* **TASK REQUIREMENTS**:
Work out how many lines of the listing hold "name", then state only that count.

* **INPUT ROWS**:
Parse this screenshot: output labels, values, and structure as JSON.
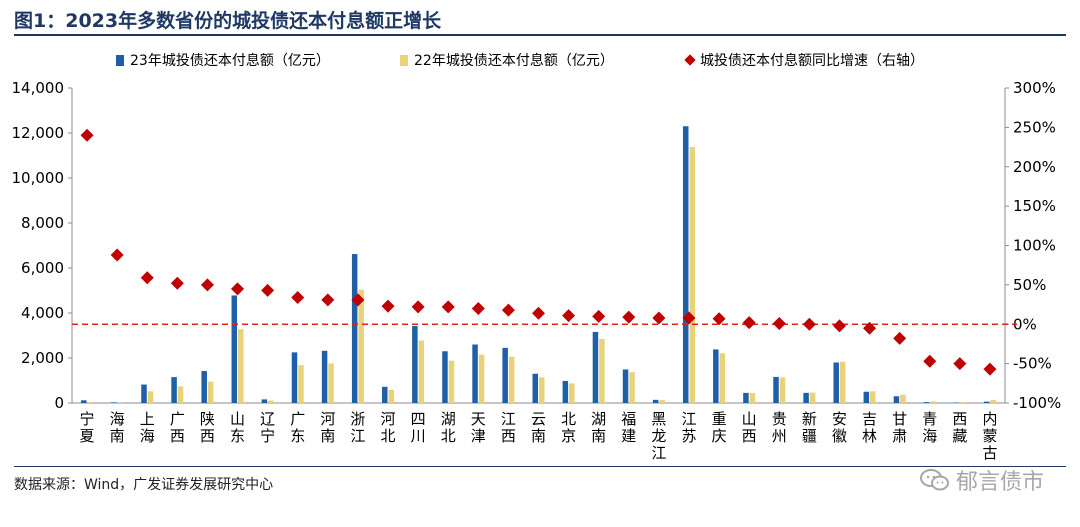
{
  "header": {
    "title": "图1：2023年多数省份的城投债还本付息额正增长"
  },
  "footer": {
    "source": "数据来源：Wind，广发证券发展研究中心",
    "watermark": "郁言债市"
  },
  "colors": {
    "bar23": "#1f5fa8",
    "bar22": "#e8d27c",
    "growth": "#c00000",
    "refline": "#e02020"
  },
  "chart_data": {
    "type": "bar",
    "categories": [
      "宁夏",
      "海南",
      "上海",
      "广西",
      "陕西",
      "山东",
      "辽宁",
      "广东",
      "河南",
      "浙江",
      "河北",
      "四川",
      "湖北",
      "天津",
      "江西",
      "云南",
      "北京",
      "湖南",
      "福建",
      "黑龙江",
      "江苏",
      "重庆",
      "山西",
      "贵州",
      "新疆",
      "安徽",
      "吉林",
      "甘肃",
      "青海",
      "西藏",
      "内蒙古"
    ],
    "category_labels": [
      [
        "宁",
        "夏"
      ],
      [
        "海",
        "南"
      ],
      [
        "上",
        "海"
      ],
      [
        "广",
        "西"
      ],
      [
        "陕",
        "西"
      ],
      [
        "山",
        "东"
      ],
      [
        "辽",
        "宁"
      ],
      [
        "广",
        "东"
      ],
      [
        "河",
        "南"
      ],
      [
        "浙",
        "江"
      ],
      [
        "河",
        "北"
      ],
      [
        "四",
        "川"
      ],
      [
        "湖",
        "北"
      ],
      [
        "天",
        "津"
      ],
      [
        "江",
        "西"
      ],
      [
        "云",
        "南"
      ],
      [
        "北",
        "京"
      ],
      [
        "湖",
        "南"
      ],
      [
        "福",
        "建"
      ],
      [
        "黑",
        "龙",
        "江"
      ],
      [
        "江",
        "苏"
      ],
      [
        "重",
        "庆"
      ],
      [
        "山",
        "西"
      ],
      [
        "贵",
        "州"
      ],
      [
        "新",
        "疆"
      ],
      [
        "安",
        "徽"
      ],
      [
        "吉",
        "林"
      ],
      [
        "甘",
        "肃"
      ],
      [
        "青",
        "海"
      ],
      [
        "西",
        "藏"
      ],
      [
        "内",
        "蒙",
        "古"
      ]
    ],
    "series": [
      {
        "name": "23年城投债还本付息额（亿元）",
        "kind": "bar",
        "axis": "left",
        "values": [
          120,
          30,
          820,
          1150,
          1420,
          4780,
          160,
          2250,
          2320,
          6620,
          720,
          3420,
          2300,
          2600,
          2450,
          1300,
          980,
          3160,
          1490,
          140,
          12300,
          2380,
          450,
          1160,
          450,
          1800,
          500,
          300,
          40,
          20,
          60
        ]
      },
      {
        "name": "22年城投债还本付息额（亿元）",
        "kind": "bar",
        "axis": "left",
        "values": [
          40,
          10,
          520,
          740,
          950,
          3280,
          110,
          1680,
          1760,
          5030,
          580,
          2780,
          1880,
          2150,
          2060,
          1140,
          870,
          2850,
          1370,
          130,
          11380,
          2210,
          440,
          1140,
          460,
          1830,
          520,
          370,
          75,
          40,
          140
        ]
      },
      {
        "name": "城投债还本付息额同比增速（右轴）",
        "kind": "scatter",
        "axis": "right",
        "values": [
          240,
          88,
          59,
          52,
          50,
          45,
          43,
          34,
          31,
          31,
          23,
          22,
          22,
          20,
          18,
          14,
          11,
          10,
          9,
          8,
          8,
          7,
          2,
          1,
          0,
          -2,
          -5,
          -18,
          -47,
          -50,
          -57
        ]
      }
    ],
    "left_axis": {
      "min": 0,
      "max": 14000,
      "ticks": [
        "0",
        "2,000",
        "4,000",
        "6,000",
        "8,000",
        "10,000",
        "12,000",
        "14,000"
      ]
    },
    "right_axis": {
      "min": -100,
      "max": 300,
      "ticks": [
        "-100%",
        "-50%",
        "0%",
        "50%",
        "100%",
        "150%",
        "200%",
        "250%",
        "300%"
      ]
    },
    "reference_line": {
      "axis": "right",
      "value": 0,
      "style": "dashed"
    },
    "legend_position": "top",
    "grid": false
  }
}
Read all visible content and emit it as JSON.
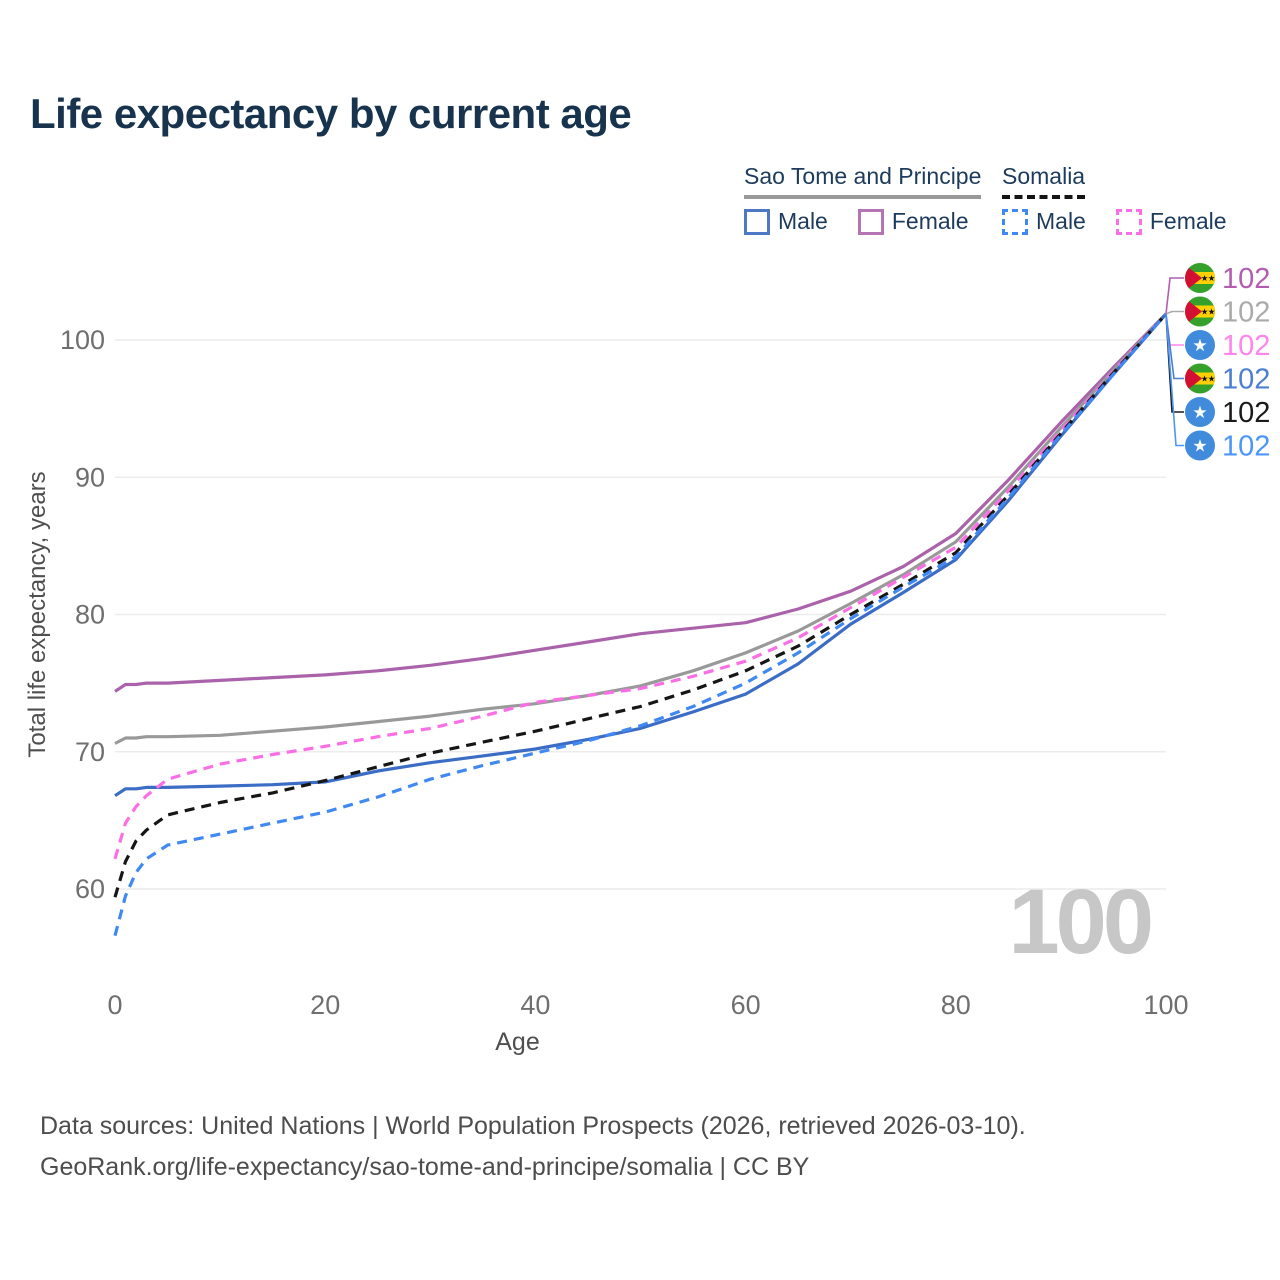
{
  "title": "Life expectancy by current age",
  "legend": {
    "group1": {
      "title": "Sao Tome and Principe",
      "line_style": "solid",
      "underline_color": "#999999",
      "items": [
        {
          "label": "Male",
          "color": "#4f78c4"
        },
        {
          "label": "Female",
          "color": "#b575b5"
        }
      ]
    },
    "group2": {
      "title": "Somalia",
      "line_style": "dashed",
      "underline_color": "#141414",
      "items": [
        {
          "label": "Male",
          "color": "#4089f2"
        },
        {
          "label": "Female",
          "color": "#fb6fe6"
        }
      ]
    }
  },
  "chart_data": {
    "type": "line",
    "title": "Life expectancy by current age",
    "xlabel": "Age",
    "ylabel": "Total life expectancy, years",
    "xlim": [
      0,
      100
    ],
    "ylim": [
      60,
      100
    ],
    "xticks": [
      0,
      20,
      40,
      60,
      80,
      100
    ],
    "yticks": [
      60,
      70,
      80,
      90,
      100
    ],
    "grid": "horizontal",
    "watermark": "100",
    "x": [
      0,
      1,
      2,
      3,
      5,
      10,
      15,
      20,
      25,
      30,
      35,
      40,
      45,
      50,
      55,
      60,
      65,
      70,
      75,
      80,
      85,
      90,
      95,
      100
    ],
    "series": [
      {
        "name": "Sao Tome and Principe Female",
        "color": "#aa63ab",
        "dash": false,
        "values": [
          74.4,
          74.9,
          74.9,
          75.0,
          75.0,
          75.2,
          75.4,
          75.6,
          75.9,
          76.3,
          76.8,
          77.4,
          78.0,
          78.6,
          79.0,
          79.4,
          80.4,
          81.7,
          83.5,
          85.9,
          89.8,
          94.0,
          98.0,
          101.9
        ]
      },
      {
        "name": "Sao Tome and Principe Both sexes",
        "color": "#999999",
        "dash": false,
        "values": [
          70.6,
          71.0,
          71.0,
          71.1,
          71.1,
          71.2,
          71.5,
          71.8,
          72.2,
          72.6,
          73.1,
          73.5,
          74.1,
          74.8,
          75.9,
          77.2,
          78.8,
          80.8,
          82.9,
          85.3,
          89.3,
          93.6,
          97.8,
          101.9
        ]
      },
      {
        "name": "Sao Tome and Principe Male",
        "color": "#3c6dc5",
        "dash": false,
        "values": [
          66.8,
          67.3,
          67.3,
          67.4,
          67.4,
          67.5,
          67.6,
          67.8,
          68.6,
          69.2,
          69.7,
          70.2,
          70.9,
          71.7,
          72.9,
          74.2,
          76.4,
          79.3,
          81.6,
          84.0,
          88.3,
          93.0,
          97.5,
          101.9
        ]
      },
      {
        "name": "Somalia Female",
        "color": "#fb6fe6",
        "dash": true,
        "values": [
          62.2,
          64.8,
          66.0,
          66.8,
          68.0,
          69.1,
          69.8,
          70.4,
          71.1,
          71.7,
          72.6,
          73.6,
          74.1,
          74.6,
          75.5,
          76.6,
          78.3,
          80.5,
          82.7,
          84.9,
          89.0,
          93.4,
          97.7,
          101.9
        ]
      },
      {
        "name": "Somalia Both sexes",
        "color": "#161616",
        "dash": true,
        "values": [
          59.4,
          62.0,
          63.5,
          64.3,
          65.4,
          66.3,
          67.0,
          67.9,
          68.9,
          69.9,
          70.7,
          71.5,
          72.4,
          73.3,
          74.5,
          75.9,
          77.7,
          80.0,
          82.2,
          84.5,
          88.7,
          93.2,
          97.6,
          101.9
        ]
      },
      {
        "name": "Somalia Male",
        "color": "#4089f2",
        "dash": true,
        "values": [
          56.6,
          59.5,
          61.2,
          62.2,
          63.2,
          64.0,
          64.8,
          65.6,
          66.7,
          68.0,
          69.0,
          69.9,
          70.8,
          71.9,
          73.3,
          75.0,
          77.2,
          79.7,
          82.0,
          84.2,
          88.5,
          93.1,
          97.5,
          101.9
        ]
      }
    ],
    "end_labels": [
      {
        "value": "102",
        "flag": "sao-tome-and-principe",
        "color": "#b25daf"
      },
      {
        "value": "102",
        "flag": "sao-tome-and-principe",
        "color": "#aaaaaa"
      },
      {
        "value": "102",
        "flag": "somalia",
        "color": "#ff85ec"
      },
      {
        "value": "102",
        "flag": "sao-tome-and-principe",
        "color": "#4a7fd1"
      },
      {
        "value": "102",
        "flag": "somalia",
        "color": "#1a1a1a"
      },
      {
        "value": "102",
        "flag": "somalia",
        "color": "#4b96f8"
      }
    ]
  },
  "footer": {
    "line1": "Data sources: United Nations | World Population Prospects (2026, retrieved 2026-03-10).",
    "line2": "GeoRank.org/life-expectancy/sao-tome-and-principe/somalia | CC BY"
  }
}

* **RESPONSE TO THIS EXERCISE**:
9